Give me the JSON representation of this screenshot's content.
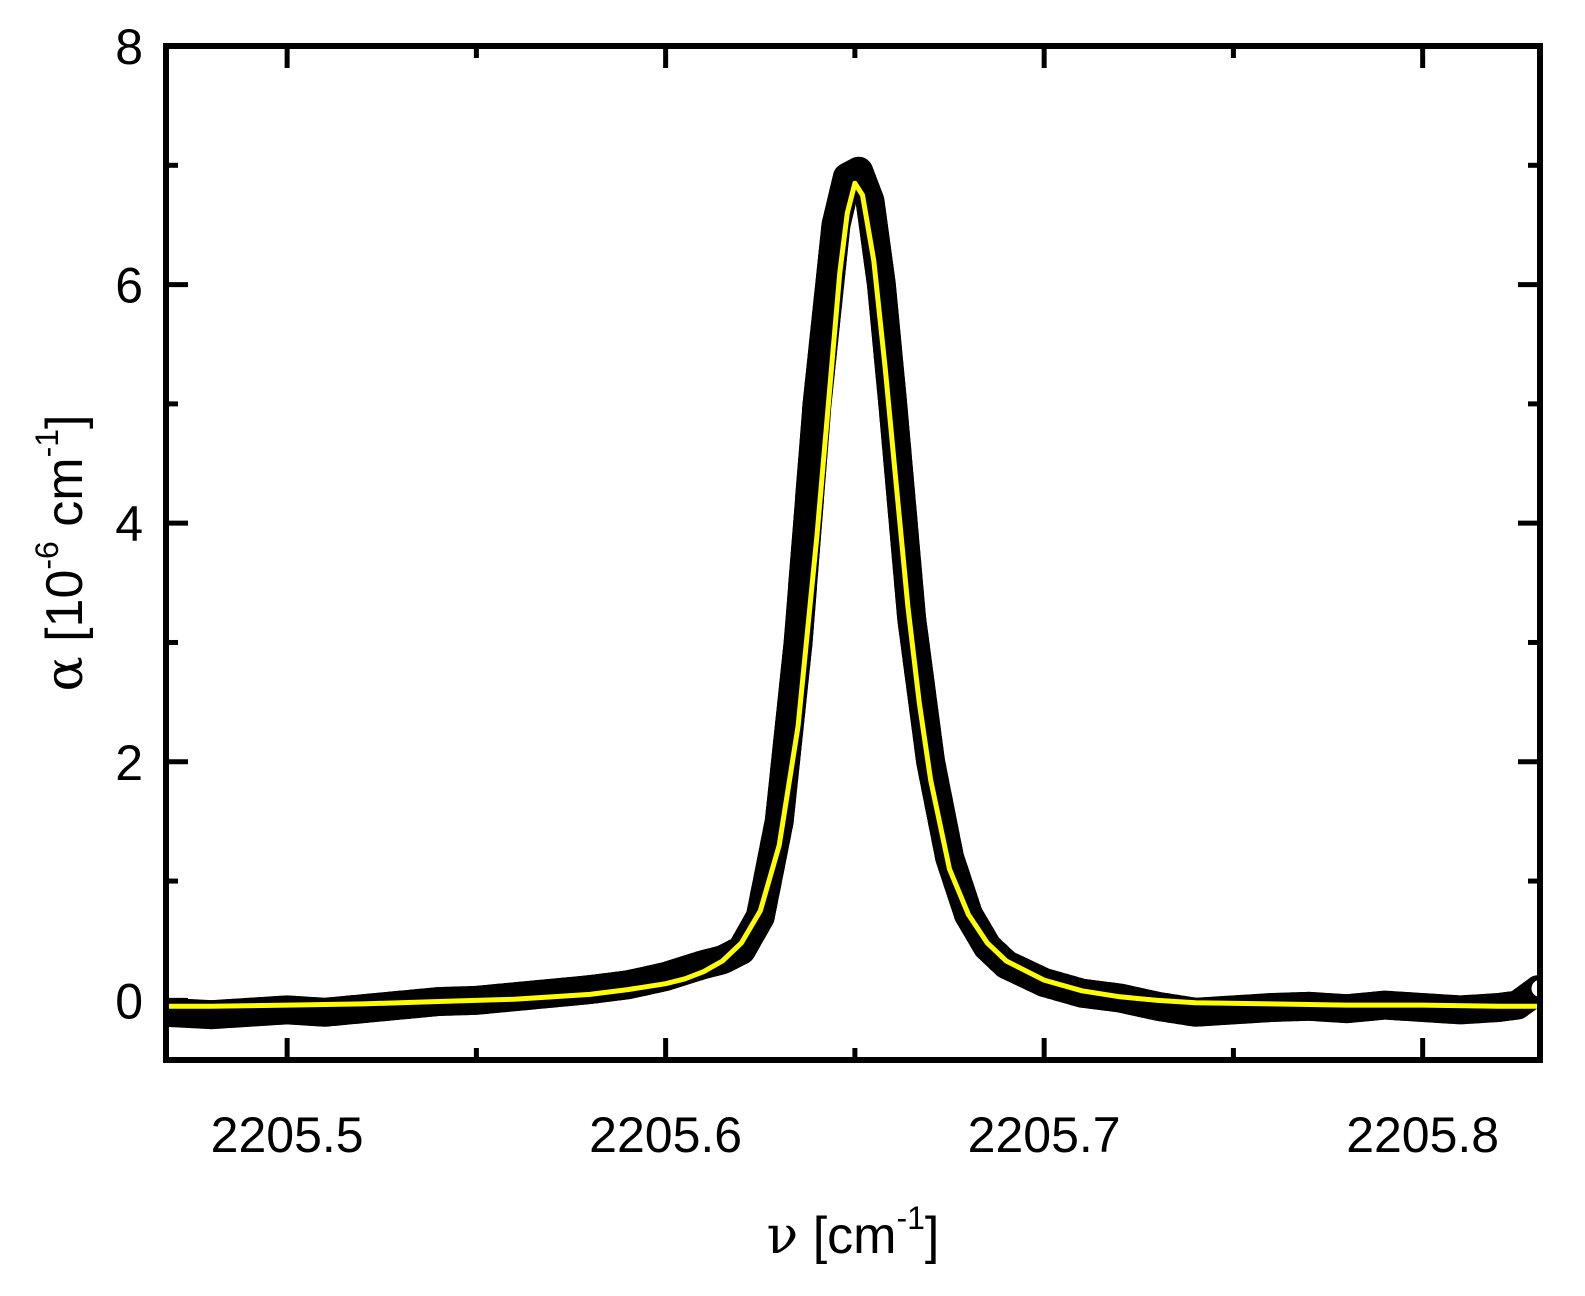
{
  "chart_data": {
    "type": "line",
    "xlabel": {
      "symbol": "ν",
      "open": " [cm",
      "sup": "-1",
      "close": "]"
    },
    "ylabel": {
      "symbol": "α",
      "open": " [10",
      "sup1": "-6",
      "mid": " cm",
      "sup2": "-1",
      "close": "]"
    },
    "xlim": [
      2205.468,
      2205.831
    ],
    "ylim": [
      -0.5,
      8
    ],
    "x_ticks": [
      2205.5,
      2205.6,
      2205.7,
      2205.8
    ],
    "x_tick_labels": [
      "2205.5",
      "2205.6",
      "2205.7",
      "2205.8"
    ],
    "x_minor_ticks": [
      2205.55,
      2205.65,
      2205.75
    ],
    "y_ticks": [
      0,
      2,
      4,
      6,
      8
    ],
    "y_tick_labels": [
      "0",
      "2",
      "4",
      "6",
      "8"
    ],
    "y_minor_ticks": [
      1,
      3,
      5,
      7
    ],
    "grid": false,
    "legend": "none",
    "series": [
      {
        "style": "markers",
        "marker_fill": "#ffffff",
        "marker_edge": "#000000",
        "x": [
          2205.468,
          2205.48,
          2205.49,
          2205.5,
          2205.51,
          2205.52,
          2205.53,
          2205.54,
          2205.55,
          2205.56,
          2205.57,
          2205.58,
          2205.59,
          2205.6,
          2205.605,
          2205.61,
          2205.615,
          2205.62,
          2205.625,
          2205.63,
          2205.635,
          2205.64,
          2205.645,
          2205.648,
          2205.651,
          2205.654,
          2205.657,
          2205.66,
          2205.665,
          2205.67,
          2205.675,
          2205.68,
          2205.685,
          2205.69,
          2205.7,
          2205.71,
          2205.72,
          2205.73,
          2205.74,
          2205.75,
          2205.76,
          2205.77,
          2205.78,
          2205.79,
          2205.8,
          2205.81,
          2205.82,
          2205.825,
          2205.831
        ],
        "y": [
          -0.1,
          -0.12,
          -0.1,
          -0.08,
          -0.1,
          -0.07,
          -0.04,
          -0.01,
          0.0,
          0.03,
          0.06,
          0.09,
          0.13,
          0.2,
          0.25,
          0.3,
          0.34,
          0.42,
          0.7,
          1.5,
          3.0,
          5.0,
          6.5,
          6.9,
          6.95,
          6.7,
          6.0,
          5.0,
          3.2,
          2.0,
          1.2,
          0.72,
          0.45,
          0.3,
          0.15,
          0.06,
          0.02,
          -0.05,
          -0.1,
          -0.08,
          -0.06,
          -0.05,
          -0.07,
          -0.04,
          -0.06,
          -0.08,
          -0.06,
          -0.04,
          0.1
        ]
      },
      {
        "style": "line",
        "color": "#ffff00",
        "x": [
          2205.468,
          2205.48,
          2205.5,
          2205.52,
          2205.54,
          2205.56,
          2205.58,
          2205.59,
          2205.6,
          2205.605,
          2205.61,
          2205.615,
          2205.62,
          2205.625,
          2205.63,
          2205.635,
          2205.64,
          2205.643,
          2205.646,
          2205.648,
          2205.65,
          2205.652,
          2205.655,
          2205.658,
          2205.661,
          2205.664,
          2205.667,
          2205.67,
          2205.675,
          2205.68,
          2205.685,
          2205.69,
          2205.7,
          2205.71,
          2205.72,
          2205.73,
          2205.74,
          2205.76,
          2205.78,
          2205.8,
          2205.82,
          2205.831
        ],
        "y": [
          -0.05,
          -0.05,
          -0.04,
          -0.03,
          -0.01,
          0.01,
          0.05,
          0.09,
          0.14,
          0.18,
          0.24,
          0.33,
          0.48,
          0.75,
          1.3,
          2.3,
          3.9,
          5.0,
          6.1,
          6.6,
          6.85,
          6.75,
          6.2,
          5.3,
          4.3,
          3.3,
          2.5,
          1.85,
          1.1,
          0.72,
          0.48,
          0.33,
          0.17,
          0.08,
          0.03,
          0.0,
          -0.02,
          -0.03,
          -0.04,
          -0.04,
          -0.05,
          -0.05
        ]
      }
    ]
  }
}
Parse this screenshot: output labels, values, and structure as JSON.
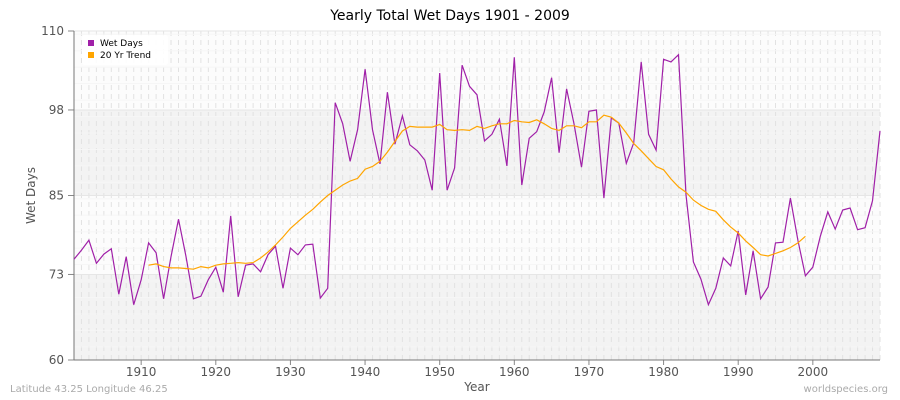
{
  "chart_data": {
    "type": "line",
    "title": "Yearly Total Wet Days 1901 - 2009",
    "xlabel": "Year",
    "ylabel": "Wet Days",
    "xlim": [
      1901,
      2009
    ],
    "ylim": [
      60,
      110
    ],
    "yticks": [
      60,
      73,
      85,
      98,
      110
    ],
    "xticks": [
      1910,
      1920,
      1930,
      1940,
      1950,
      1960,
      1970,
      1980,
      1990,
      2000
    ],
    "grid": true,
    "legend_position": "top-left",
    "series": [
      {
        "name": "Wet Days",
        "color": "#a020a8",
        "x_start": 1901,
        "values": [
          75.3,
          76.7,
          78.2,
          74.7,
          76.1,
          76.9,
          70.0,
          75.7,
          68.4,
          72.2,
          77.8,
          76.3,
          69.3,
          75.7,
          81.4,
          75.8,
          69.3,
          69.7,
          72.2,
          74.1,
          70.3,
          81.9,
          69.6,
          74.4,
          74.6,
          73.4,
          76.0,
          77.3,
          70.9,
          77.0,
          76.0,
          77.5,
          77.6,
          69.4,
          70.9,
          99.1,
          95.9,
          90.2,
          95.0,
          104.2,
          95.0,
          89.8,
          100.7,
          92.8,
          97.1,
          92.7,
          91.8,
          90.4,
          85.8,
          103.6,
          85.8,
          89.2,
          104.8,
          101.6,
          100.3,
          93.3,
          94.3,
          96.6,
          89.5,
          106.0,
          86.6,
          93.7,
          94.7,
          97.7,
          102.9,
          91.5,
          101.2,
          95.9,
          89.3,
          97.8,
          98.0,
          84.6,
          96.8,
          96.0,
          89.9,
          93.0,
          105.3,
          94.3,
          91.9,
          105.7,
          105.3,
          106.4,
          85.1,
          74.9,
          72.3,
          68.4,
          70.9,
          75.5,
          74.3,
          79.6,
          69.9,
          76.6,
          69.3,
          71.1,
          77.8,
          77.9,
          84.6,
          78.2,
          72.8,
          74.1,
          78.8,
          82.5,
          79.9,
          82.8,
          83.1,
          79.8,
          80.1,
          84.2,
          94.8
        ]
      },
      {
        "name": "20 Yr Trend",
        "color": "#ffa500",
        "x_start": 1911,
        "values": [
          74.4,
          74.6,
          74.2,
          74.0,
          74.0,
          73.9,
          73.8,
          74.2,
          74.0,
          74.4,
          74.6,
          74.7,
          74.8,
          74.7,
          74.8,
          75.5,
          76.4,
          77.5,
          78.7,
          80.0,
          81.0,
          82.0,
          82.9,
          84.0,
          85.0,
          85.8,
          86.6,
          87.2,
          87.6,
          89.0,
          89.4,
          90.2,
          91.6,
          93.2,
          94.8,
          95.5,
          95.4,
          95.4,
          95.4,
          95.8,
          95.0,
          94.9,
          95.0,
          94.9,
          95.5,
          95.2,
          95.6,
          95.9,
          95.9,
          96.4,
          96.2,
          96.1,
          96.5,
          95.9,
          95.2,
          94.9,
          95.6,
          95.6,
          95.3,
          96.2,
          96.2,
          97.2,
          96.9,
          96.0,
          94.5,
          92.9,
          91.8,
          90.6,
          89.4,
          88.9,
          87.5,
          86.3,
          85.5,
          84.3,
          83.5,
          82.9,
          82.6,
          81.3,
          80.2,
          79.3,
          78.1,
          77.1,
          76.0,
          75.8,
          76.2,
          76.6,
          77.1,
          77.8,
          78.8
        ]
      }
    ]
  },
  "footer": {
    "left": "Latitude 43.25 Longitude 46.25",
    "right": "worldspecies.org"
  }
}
++++++++++
__GOAL__
Print all of the records shown above exactly, leaving out each picture.

__CORRECT OUTPUT__
Give me the JSON representation of this screenshot's content.
{
  "chart_data": {
    "type": "line",
    "xlabel": {
      "symbol": "ν",
      "open": " [cm",
      "sup": "-1",
      "close": "]"
    },
    "ylabel": {
      "symbol": "α",
      "open": " [10",
      "sup1": "-6",
      "mid": " cm",
      "sup2": "-1",
      "close": "]"
    },
    "xlim": [
      2205.468,
      2205.831
    ],
    "ylim": [
      -0.5,
      8
    ],
    "x_ticks": [
      2205.5,
      2205.6,
      2205.7,
      2205.8
    ],
    "x_tick_labels": [
      "2205.5",
      "2205.6",
      "2205.7",
      "2205.8"
    ],
    "x_minor_ticks": [
      2205.55,
      2205.65,
      2205.75
    ],
    "y_ticks": [
      0,
      2,
      4,
      6,
      8
    ],
    "y_tick_labels": [
      "0",
      "2",
      "4",
      "6",
      "8"
    ],
    "y_minor_ticks": [
      1,
      3,
      5,
      7
    ],
    "grid": false,
    "legend": "none",
    "series": [
      {
        "style": "markers",
        "marker_fill": "#ffffff",
        "marker_edge": "#000000",
        "x": [
          2205.468,
          2205.48,
          2205.49,
          2205.5,
          2205.51,
          2205.52,
          2205.53,
          2205.54,
          2205.55,
          2205.56,
          2205.57,
          2205.58,
          2205.59,
          2205.6,
          2205.605,
          2205.61,
          2205.615,
          2205.62,
          2205.625,
          2205.63,
          2205.635,
          2205.64,
          2205.645,
          2205.648,
          2205.651,
          2205.654,
          2205.657,
          2205.66,
          2205.665,
          2205.67,
          2205.675,
          2205.68,
          2205.685,
          2205.69,
          2205.7,
          2205.71,
          2205.72,
          2205.73,
          2205.74,
          2205.75,
          2205.76,
          2205.77,
          2205.78,
          2205.79,
          2205.8,
          2205.81,
          2205.82,
          2205.825,
          2205.831
        ],
        "y": [
          -0.1,
          -0.12,
          -0.1,
          -0.08,
          -0.1,
          -0.07,
          -0.04,
          -0.01,
          0.0,
          0.03,
          0.06,
          0.09,
          0.13,
          0.2,
          0.25,
          0.3,
          0.34,
          0.42,
          0.7,
          1.5,
          3.0,
          5.0,
          6.5,
          6.9,
          6.95,
          6.7,
          6.0,
          5.0,
          3.2,
          2.0,
          1.2,
          0.72,
          0.45,
          0.3,
          0.15,
          0.06,
          0.02,
          -0.05,
          -0.1,
          -0.08,
          -0.06,
          -0.05,
          -0.07,
          -0.04,
          -0.06,
          -0.08,
          -0.06,
          -0.04,
          0.1
        ]
      },
      {
        "style": "line",
        "color": "#ffff00",
        "x": [
          2205.468,
          2205.48,
          2205.5,
          2205.52,
          2205.54,
          2205.56,
          2205.58,
          2205.59,
          2205.6,
          2205.605,
          2205.61,
          2205.615,
          2205.62,
          2205.625,
          2205.63,
          2205.635,
          2205.64,
          2205.643,
          2205.646,
          2205.648,
          2205.65,
          2205.652,
          2205.655,
          2205.658,
          2205.661,
          2205.664,
          2205.667,
          2205.67,
          2205.675,
          2205.68,
          2205.685,
          2205.69,
          2205.7,
          2205.71,
          2205.72,
          2205.73,
          2205.74,
          2205.76,
          2205.78,
          2205.8,
          2205.82,
          2205.831
        ],
        "y": [
          -0.05,
          -0.05,
          -0.04,
          -0.03,
          -0.01,
          0.01,
          0.05,
          0.09,
          0.14,
          0.18,
          0.24,
          0.33,
          0.48,
          0.75,
          1.3,
          2.3,
          3.9,
          5.0,
          6.1,
          6.6,
          6.85,
          6.75,
          6.2,
          5.3,
          4.3,
          3.3,
          2.5,
          1.85,
          1.1,
          0.72,
          0.48,
          0.33,
          0.17,
          0.08,
          0.03,
          0.0,
          -0.02,
          -0.03,
          -0.04,
          -0.04,
          -0.05,
          -0.05
        ]
      }
    ]
  }
}
Parse this screenshot: output labels, values, and structure as JSON.
{
  "chart_data": {
    "type": "line",
    "title": "Yearly Total Wet Days 1901 - 2009",
    "xlabel": "Year",
    "ylabel": "Wet Days",
    "xlim": [
      1901,
      2009
    ],
    "ylim": [
      60,
      110
    ],
    "yticks": [
      60,
      73,
      85,
      98,
      110
    ],
    "xticks": [
      1910,
      1920,
      1930,
      1940,
      1950,
      1960,
      1970,
      1980,
      1990,
      2000
    ],
    "grid": true,
    "legend_position": "top-left",
    "series": [
      {
        "name": "Wet Days",
        "color": "#a020a8",
        "x_start": 1901,
        "values": [
          75.3,
          76.7,
          78.2,
          74.7,
          76.1,
          76.9,
          70.0,
          75.7,
          68.4,
          72.2,
          77.8,
          76.3,
          69.3,
          75.7,
          81.4,
          75.8,
          69.3,
          69.7,
          72.2,
          74.1,
          70.3,
          81.9,
          69.6,
          74.4,
          74.6,
          73.4,
          76.0,
          77.3,
          70.9,
          77.0,
          76.0,
          77.5,
          77.6,
          69.4,
          70.9,
          99.1,
          95.9,
          90.2,
          95.0,
          104.2,
          95.0,
          89.8,
          100.7,
          92.8,
          97.1,
          92.7,
          91.8,
          90.4,
          85.8,
          103.6,
          85.8,
          89.2,
          104.8,
          101.6,
          100.3,
          93.3,
          94.3,
          96.6,
          89.5,
          106.0,
          86.6,
          93.7,
          94.7,
          97.7,
          102.9,
          91.5,
          101.2,
          95.9,
          89.3,
          97.8,
          98.0,
          84.6,
          96.8,
          96.0,
          89.9,
          93.0,
          105.3,
          94.3,
          91.9,
          105.7,
          105.3,
          106.4,
          85.1,
          74.9,
          72.3,
          68.4,
          70.9,
          75.5,
          74.3,
          79.6,
          69.9,
          76.6,
          69.3,
          71.1,
          77.8,
          77.9,
          84.6,
          78.2,
          72.8,
          74.1,
          78.8,
          82.5,
          79.9,
          82.8,
          83.1,
          79.8,
          80.1,
          84.2,
          94.8
        ]
      },
      {
        "name": "20 Yr Trend",
        "color": "#ffa500",
        "x_start": 1911,
        "values": [
          74.4,
          74.6,
          74.2,
          74.0,
          74.0,
          73.9,
          73.8,
          74.2,
          74.0,
          74.4,
          74.6,
          74.7,
          74.8,
          74.7,
          74.8,
          75.5,
          76.4,
          77.5,
          78.7,
          80.0,
          81.0,
          82.0,
          82.9,
          84.0,
          85.0,
          85.8,
          86.6,
          87.2,
          87.6,
          89.0,
          89.4,
          90.2,
          91.6,
          93.2,
          94.8,
          95.5,
          95.4,
          95.4,
          95.4,
          95.8,
          95.0,
          94.9,
          95.0,
          94.9,
          95.5,
          95.2,
          95.6,
          95.9,
          95.9,
          96.4,
          96.2,
          96.1,
          96.5,
          95.9,
          95.2,
          94.9,
          95.6,
          95.6,
          95.3,
          96.2,
          96.2,
          97.2,
          96.9,
          96.0,
          94.5,
          92.9,
          91.8,
          90.6,
          89.4,
          88.9,
          87.5,
          86.3,
          85.5,
          84.3,
          83.5,
          82.9,
          82.6,
          81.3,
          80.2,
          79.3,
          78.1,
          77.1,
          76.0,
          75.8,
          76.2,
          76.6,
          77.1,
          77.8,
          78.8
        ]
      }
    ]
  },
  "footer": {
    "left": "Latitude 43.25 Longitude 46.25",
    "right": "worldspecies.org"
  }
}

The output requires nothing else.